--- Reading text ---

Octa-functional PLGA nanoparticles for targeted and efficient siRNA delivery to tumors

Jiangbing Zhou, Toral R. Patel, Michael Fu, James P. Bertram, W. Mark Saltzman

Research output: Contribution to journalArticle

134 Scopus citations

Abstract

Therapies based on RNA interference, using agents such as siRNA, are limited by the absence of safe, efficient vehicles for targeted delivery in vivo. The barriers to siRNA delivery are well known and can be individually overcome by addition of functional modules, such as conjugation of moieties for cell penetration or targeting. But, so far, it has been impossible to engineer multiple modules into a single unit. Here, we describe the synthesis of degradable nanoparticles that carry eight synergistic functions: 1) polymer matrix for stabilization/controlled release; 2) siRNA for gene knockdown; 3) agent to enhance endosomal escape; 4) agent to enhance siRNA potency; 5) surface-bound PEG for enhancing circulatory time; and surface-bound peptides for 6) cell penetration; 7) endosomal escape; and 8) tumor targeting. Further, we demonstrate that this approach can provide prolonged knockdown of PLK1 and control of tumor growth in vivo. Importantly, all elements in these octa-functional nanoparticles are known to be safe for human use and each function can be individually controlled, giving this approach to synthetic RNA-loaded nanoparticles potential in a variety of clinical applications.

--- Provided material ---

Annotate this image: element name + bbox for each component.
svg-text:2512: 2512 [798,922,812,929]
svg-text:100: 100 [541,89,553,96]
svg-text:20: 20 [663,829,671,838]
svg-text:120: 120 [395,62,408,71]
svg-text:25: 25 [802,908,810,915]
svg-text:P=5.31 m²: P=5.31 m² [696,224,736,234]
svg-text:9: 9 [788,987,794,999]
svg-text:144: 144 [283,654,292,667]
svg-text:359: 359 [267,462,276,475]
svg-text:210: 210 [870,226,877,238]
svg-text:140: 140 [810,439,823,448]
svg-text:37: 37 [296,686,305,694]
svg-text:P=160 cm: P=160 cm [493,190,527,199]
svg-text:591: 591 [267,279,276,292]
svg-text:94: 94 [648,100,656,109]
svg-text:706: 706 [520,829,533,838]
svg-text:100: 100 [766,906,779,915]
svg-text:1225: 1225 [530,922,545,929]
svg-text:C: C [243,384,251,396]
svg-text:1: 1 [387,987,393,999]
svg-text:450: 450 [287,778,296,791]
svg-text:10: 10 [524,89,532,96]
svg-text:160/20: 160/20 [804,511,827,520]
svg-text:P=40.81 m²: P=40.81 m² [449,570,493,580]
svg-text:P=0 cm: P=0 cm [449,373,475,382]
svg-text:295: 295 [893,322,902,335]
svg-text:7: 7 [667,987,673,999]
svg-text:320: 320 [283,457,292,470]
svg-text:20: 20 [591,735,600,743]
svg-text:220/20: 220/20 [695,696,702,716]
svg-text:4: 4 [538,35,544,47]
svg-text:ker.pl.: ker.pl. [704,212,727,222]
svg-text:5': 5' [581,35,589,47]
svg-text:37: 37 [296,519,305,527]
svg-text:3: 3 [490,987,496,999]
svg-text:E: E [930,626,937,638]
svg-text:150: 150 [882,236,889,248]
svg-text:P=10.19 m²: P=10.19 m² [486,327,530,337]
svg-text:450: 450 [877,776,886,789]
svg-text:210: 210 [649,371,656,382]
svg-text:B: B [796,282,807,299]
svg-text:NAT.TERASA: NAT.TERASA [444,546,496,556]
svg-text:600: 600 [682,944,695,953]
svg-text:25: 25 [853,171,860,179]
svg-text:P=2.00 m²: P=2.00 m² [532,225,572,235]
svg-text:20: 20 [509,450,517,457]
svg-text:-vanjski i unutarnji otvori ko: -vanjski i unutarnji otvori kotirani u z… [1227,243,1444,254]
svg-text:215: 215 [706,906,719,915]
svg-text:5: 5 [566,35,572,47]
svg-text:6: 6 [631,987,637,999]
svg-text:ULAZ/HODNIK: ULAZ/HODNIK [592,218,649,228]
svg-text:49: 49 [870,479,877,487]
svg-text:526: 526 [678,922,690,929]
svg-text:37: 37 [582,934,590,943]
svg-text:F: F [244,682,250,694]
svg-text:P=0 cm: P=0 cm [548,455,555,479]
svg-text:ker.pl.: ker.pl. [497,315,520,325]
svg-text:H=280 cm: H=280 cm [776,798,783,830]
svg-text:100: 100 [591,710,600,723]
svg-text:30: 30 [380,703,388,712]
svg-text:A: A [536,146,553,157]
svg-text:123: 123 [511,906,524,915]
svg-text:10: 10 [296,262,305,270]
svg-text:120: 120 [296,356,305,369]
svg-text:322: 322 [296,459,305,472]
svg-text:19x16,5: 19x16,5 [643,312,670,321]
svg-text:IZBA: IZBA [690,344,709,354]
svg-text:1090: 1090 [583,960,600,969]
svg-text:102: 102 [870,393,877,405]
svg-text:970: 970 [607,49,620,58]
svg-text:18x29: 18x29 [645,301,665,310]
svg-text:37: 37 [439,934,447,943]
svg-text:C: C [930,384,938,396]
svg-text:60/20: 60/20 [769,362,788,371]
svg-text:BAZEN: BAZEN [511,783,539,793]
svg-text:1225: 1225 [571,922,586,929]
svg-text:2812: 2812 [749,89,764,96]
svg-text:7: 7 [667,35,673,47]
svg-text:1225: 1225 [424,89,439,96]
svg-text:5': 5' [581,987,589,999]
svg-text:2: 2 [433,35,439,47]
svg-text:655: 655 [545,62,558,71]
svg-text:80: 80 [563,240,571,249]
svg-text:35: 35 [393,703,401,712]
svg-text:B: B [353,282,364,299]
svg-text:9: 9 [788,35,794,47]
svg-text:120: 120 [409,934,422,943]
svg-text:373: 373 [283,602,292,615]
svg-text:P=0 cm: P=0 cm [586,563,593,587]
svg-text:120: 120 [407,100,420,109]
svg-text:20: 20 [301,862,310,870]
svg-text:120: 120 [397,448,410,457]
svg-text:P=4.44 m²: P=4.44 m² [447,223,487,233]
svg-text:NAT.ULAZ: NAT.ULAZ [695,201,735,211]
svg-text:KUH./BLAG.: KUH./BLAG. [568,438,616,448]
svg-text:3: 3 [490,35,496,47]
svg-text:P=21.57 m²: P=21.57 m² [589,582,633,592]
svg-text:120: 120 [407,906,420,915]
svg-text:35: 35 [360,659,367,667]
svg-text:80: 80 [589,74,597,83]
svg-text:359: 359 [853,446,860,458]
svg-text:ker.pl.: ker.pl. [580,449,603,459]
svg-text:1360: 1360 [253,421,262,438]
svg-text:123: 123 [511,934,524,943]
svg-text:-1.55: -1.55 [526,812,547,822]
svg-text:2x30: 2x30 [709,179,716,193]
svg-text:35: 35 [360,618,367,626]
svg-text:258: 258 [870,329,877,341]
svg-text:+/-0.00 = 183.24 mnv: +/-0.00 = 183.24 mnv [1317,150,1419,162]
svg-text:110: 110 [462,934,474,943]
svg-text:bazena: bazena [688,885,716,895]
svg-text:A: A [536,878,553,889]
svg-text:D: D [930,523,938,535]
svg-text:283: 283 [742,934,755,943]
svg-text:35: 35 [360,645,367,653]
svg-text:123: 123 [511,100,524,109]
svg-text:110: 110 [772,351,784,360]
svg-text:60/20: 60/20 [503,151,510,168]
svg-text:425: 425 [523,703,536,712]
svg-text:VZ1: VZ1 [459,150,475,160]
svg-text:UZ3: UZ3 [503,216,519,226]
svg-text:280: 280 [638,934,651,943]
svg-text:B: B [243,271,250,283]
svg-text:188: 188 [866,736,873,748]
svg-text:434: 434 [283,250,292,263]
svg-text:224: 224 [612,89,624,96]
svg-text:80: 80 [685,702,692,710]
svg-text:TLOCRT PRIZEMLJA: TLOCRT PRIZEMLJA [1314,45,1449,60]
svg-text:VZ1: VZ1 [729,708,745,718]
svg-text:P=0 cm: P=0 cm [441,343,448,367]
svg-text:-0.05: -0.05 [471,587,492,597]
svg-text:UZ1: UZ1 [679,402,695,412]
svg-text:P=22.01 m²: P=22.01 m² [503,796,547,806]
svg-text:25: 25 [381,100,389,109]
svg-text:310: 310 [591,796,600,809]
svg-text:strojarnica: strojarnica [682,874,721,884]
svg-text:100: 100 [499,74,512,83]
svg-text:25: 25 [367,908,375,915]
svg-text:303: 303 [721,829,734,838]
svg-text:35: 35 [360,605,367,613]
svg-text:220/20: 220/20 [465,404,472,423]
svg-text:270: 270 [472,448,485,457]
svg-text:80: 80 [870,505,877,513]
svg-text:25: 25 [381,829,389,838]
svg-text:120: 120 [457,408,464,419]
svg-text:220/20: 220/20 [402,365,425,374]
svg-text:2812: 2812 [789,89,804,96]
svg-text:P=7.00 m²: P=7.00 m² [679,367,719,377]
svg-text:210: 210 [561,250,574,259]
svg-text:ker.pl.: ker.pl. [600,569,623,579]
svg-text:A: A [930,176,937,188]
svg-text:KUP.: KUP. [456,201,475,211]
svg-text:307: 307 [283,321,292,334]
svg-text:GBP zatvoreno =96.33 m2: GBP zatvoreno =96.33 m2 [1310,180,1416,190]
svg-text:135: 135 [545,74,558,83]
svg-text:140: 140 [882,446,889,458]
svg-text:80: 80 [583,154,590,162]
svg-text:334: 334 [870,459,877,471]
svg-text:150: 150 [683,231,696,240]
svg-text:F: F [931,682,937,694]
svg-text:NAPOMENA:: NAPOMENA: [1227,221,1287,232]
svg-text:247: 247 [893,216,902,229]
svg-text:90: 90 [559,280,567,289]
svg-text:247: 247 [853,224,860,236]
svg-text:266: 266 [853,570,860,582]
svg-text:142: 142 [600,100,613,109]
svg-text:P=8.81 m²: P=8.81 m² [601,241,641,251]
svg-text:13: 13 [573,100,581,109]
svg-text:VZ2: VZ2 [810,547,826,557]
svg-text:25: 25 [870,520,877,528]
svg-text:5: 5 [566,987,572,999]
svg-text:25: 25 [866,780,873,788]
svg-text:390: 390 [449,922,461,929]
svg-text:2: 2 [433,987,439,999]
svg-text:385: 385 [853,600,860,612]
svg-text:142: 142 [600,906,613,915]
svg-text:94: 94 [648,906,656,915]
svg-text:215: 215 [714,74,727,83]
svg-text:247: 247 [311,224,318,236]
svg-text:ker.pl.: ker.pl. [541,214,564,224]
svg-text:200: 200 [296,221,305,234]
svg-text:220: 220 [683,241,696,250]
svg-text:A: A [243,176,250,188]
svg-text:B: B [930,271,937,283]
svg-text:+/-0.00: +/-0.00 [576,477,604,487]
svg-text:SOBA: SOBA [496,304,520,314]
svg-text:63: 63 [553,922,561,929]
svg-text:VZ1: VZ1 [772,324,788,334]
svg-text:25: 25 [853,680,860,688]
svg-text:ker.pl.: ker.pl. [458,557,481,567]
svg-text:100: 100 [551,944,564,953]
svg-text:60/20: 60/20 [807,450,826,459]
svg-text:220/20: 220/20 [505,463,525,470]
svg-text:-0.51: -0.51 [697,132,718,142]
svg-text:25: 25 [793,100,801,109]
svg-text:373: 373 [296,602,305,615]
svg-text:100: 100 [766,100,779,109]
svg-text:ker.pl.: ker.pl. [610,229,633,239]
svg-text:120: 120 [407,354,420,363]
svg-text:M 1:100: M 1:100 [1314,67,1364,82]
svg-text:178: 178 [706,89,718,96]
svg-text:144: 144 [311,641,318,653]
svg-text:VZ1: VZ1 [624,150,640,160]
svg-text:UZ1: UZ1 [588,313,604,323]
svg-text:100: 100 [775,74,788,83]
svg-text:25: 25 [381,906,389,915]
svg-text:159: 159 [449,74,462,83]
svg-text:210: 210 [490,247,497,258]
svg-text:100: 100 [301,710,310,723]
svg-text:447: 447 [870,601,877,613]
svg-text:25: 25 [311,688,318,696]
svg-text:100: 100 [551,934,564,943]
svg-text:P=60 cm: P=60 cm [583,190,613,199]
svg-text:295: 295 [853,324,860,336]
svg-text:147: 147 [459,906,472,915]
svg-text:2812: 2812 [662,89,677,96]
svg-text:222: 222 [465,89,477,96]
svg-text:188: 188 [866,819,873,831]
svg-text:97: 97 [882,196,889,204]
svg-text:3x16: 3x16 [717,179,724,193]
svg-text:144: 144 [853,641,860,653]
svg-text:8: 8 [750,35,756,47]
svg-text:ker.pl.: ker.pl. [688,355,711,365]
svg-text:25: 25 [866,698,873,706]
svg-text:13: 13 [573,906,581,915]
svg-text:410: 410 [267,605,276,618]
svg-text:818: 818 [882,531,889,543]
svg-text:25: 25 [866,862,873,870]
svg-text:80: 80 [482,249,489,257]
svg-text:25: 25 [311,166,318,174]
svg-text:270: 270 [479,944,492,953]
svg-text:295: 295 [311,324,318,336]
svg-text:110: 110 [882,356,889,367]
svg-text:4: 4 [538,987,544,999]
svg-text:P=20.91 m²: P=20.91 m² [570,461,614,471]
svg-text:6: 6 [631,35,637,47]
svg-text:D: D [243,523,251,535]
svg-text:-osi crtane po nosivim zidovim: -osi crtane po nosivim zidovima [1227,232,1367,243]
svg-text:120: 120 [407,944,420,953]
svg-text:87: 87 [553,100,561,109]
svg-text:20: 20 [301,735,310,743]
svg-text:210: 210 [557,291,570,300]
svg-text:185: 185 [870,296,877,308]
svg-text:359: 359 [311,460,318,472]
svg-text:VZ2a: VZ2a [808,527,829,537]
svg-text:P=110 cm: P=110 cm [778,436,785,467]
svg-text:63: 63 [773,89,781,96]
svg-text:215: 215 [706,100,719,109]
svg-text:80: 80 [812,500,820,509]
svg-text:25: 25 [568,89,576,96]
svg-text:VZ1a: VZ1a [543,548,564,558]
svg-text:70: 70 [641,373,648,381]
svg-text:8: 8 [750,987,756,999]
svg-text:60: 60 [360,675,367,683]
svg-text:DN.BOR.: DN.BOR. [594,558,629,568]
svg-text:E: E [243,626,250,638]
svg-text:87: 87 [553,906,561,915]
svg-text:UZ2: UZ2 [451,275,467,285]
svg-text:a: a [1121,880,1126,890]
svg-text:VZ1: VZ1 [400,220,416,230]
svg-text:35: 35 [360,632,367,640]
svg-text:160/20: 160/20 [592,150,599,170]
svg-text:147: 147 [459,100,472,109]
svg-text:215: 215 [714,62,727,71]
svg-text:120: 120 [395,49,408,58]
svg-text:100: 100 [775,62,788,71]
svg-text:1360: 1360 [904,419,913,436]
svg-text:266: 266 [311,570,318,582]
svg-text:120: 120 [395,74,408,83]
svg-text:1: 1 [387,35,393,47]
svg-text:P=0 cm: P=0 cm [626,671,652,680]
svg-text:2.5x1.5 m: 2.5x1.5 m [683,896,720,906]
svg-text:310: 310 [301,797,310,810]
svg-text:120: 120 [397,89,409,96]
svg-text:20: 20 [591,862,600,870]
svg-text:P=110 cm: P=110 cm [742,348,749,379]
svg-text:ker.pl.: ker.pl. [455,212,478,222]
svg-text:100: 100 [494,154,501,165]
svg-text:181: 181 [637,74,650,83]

---

→ **Task brief**
Copy out the full text about octa-functional PLGA nanoparticles, word for word, from its title to its last line.

→ **Expected output**
Octa-functional PLGA nanoparticles for targeted and efficient siRNA delivery to tumors

Jiangbing Zhou, Toral R. Patel, Michael Fu, James P. Bertram, W. Mark Saltzman

Research output: Contribution to journalArticle

134 Scopus citations

Abstract

Therapies based on RNA interference, using agents such as siRNA, are limited by the absence of safe, efficient vehicles for targeted delivery in vivo. The barriers to siRNA delivery are well known and can be individually overcome by addition of functional modules, such as conjugation of moieties for cell penetration or targeting. But, so far, it has been impossible to engineer multiple modules into a single unit. Here, we describe the synthesis of degradable nanoparticles that carry eight synergistic functions: 1) polymer matrix for stabilization/controlled release; 2) siRNA for gene knockdown; 3) agent to enhance endosomal escape; 4) agent to enhance siRNA potency; 5) surface-bound PEG for enhancing circulatory time; and surface-bound peptides for 6) cell penetration; 7) endosomal escape; and 8) tumor targeting. Further, we demonstrate that this approach can provide prolonged knockdown of PLK1 and control of tumor growth in vivo. Importantly, all elements in these octa-functional nanoparticles are known to be safe for human use and each function can be individually controlled, giving this approach to synthetic RNA-loaded nanoparticles potential in a variety of clinical applications.